■ **Set task**: Reproduce the material in full, unchanged.

■ **Data supplied**:
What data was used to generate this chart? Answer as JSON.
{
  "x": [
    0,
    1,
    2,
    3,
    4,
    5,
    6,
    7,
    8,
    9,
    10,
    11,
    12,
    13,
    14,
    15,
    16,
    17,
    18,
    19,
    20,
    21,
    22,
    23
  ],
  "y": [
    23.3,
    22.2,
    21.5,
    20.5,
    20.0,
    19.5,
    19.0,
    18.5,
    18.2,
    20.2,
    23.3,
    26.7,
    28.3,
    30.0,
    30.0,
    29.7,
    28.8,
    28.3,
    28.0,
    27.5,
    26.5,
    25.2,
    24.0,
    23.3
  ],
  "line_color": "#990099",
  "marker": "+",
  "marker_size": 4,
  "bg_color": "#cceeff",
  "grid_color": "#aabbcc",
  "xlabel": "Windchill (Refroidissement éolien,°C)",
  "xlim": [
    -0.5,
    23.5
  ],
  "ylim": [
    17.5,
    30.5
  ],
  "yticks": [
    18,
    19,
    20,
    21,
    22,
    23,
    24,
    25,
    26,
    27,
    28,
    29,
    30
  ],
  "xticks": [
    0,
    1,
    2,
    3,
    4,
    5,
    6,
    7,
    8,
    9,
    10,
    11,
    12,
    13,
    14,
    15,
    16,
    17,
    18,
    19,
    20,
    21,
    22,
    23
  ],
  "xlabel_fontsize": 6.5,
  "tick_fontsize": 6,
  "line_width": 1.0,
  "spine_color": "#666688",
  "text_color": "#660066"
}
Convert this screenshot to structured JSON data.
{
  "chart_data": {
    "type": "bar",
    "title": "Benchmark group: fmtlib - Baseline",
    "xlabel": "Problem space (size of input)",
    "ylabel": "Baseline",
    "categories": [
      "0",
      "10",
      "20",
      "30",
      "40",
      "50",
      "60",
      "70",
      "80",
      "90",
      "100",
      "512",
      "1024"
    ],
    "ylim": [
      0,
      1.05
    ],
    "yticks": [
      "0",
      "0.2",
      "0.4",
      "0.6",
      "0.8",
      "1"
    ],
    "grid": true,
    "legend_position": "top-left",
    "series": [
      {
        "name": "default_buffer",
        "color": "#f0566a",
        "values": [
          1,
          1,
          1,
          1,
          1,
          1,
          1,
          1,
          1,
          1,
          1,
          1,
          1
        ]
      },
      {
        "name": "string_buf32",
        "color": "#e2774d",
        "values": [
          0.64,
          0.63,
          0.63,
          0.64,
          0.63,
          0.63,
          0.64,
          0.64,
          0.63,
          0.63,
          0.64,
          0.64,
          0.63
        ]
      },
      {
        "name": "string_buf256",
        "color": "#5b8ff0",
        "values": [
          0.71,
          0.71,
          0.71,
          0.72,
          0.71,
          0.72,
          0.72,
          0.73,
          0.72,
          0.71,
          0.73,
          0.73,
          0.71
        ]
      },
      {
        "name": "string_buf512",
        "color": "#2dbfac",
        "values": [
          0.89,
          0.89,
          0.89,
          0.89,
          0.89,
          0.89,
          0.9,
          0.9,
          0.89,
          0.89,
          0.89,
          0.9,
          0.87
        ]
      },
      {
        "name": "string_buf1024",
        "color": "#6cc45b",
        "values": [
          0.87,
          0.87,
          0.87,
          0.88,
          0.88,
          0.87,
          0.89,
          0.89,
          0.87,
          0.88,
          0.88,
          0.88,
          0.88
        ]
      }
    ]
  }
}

■ **Result of the task**:
What data was used to generate this chart? Answer as JSON.
{
  "x": [
    0,
    1,
    2,
    3,
    4,
    5,
    6,
    7,
    8,
    9,
    10,
    11,
    12,
    13,
    14,
    15,
    16,
    17,
    18,
    19,
    20,
    21,
    22,
    23
  ],
  "y": [
    23.3,
    22.2,
    21.5,
    20.5,
    20.0,
    19.5,
    19.0,
    18.5,
    18.2,
    20.2,
    23.3,
    26.7,
    28.3,
    30.0,
    30.0,
    29.7,
    28.8,
    28.3,
    28.0,
    27.5,
    26.5,
    25.2,
    24.0,
    23.3
  ],
  "line_color": "#990099",
  "marker": "+",
  "marker_size": 4,
  "bg_color": "#cceeff",
  "grid_color": "#aabbcc",
  "xlabel": "Windchill (Refroidissement éolien,°C)",
  "xlim": [
    -0.5,
    23.5
  ],
  "ylim": [
    17.5,
    30.5
  ],
  "yticks": [
    18,
    19,
    20,
    21,
    22,
    23,
    24,
    25,
    26,
    27,
    28,
    29,
    30
  ],
  "xticks": [
    0,
    1,
    2,
    3,
    4,
    5,
    6,
    7,
    8,
    9,
    10,
    11,
    12,
    13,
    14,
    15,
    16,
    17,
    18,
    19,
    20,
    21,
    22,
    23
  ],
  "xlabel_fontsize": 6.5,
  "tick_fontsize": 6,
  "line_width": 1.0,
  "spine_color": "#666688",
  "text_color": "#660066"
}
Convert this screenshot to structured JSON data.
{
  "chart_data": {
    "type": "bar",
    "title": "Benchmark group: fmtlib - Baseline",
    "xlabel": "Problem space (size of input)",
    "ylabel": "Baseline",
    "categories": [
      "0",
      "10",
      "20",
      "30",
      "40",
      "50",
      "60",
      "70",
      "80",
      "90",
      "100",
      "512",
      "1024"
    ],
    "ylim": [
      0,
      1.05
    ],
    "yticks": [
      "0",
      "0.2",
      "0.4",
      "0.6",
      "0.8",
      "1"
    ],
    "grid": true,
    "legend_position": "top-left",
    "series": [
      {
        "name": "default_buffer",
        "color": "#f0566a",
        "values": [
          1,
          1,
          1,
          1,
          1,
          1,
          1,
          1,
          1,
          1,
          1,
          1,
          1
        ]
      },
      {
        "name": "string_buf32",
        "color": "#e2774d",
        "values": [
          0.64,
          0.63,
          0.63,
          0.64,
          0.63,
          0.63,
          0.64,
          0.64,
          0.63,
          0.63,
          0.64,
          0.64,
          0.63
        ]
      },
      {
        "name": "string_buf256",
        "color": "#5b8ff0",
        "values": [
          0.71,
          0.71,
          0.71,
          0.72,
          0.71,
          0.72,
          0.72,
          0.73,
          0.72,
          0.71,
          0.73,
          0.73,
          0.71
        ]
      },
      {
        "name": "string_buf512",
        "color": "#2dbfac",
        "values": [
          0.89,
          0.89,
          0.89,
          0.89,
          0.89,
          0.89,
          0.9,
          0.9,
          0.89,
          0.89,
          0.89,
          0.9,
          0.87
        ]
      },
      {
        "name": "string_buf1024",
        "color": "#6cc45b",
        "values": [
          0.87,
          0.87,
          0.87,
          0.88,
          0.88,
          0.87,
          0.89,
          0.89,
          0.87,
          0.88,
          0.88,
          0.88,
          0.88
        ]
      }
    ]
  }
}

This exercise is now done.